*Task directions*: Leave out any pictures and transcribe all other data below exactly.

[Items from a dataset]
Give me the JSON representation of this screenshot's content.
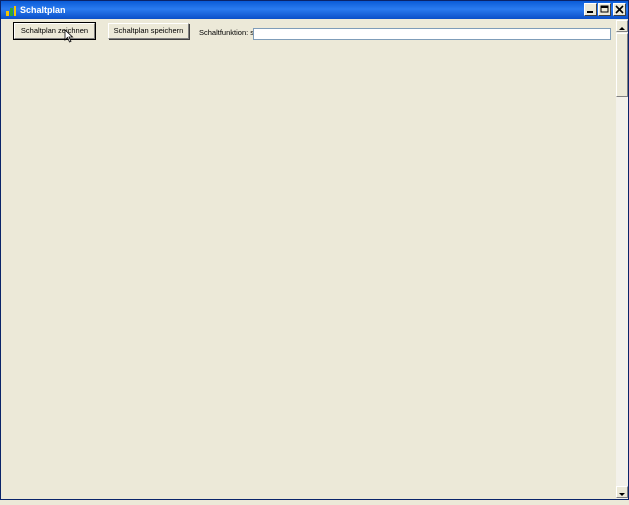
{
  "window": {
    "title": "Schaltplan"
  },
  "toolbar": {
    "draw_label": "Schaltplan zeichnen",
    "save_label": "Schaltplan speichern",
    "function_label": "Schaltfunktion: s=",
    "function_value": ""
  },
  "icons": {
    "app": "app-icon",
    "minimize": "minimize-icon",
    "maximize": "maximize-icon",
    "close": "close-icon",
    "scroll_up": "arrow-up-icon",
    "scroll_down": "arrow-down-icon",
    "cursor": "mouse-pointer-icon"
  },
  "colors": {
    "titlebar": "#0a5bd8",
    "background": "#ece9d8"
  }
}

*Correct response*:
Give me the JSON representation of this screenshot's content.
{
  "window": {
    "title": "Schaltplan"
  },
  "toolbar": {
    "draw_label": "Schaltplan zeichnen",
    "save_label": "Schaltplan speichern",
    "function_label": "Schaltfunktion: s=",
    "function_value": ""
  },
  "icons": {
    "app": "app-icon",
    "minimize": "minimize-icon",
    "maximize": "maximize-icon",
    "close": "close-icon",
    "scroll_up": "arrow-up-icon",
    "scroll_down": "arrow-down-icon",
    "cursor": "mouse-pointer-icon"
  },
  "colors": {
    "titlebar": "#0a5bd8",
    "background": "#ece9d8"
  }
}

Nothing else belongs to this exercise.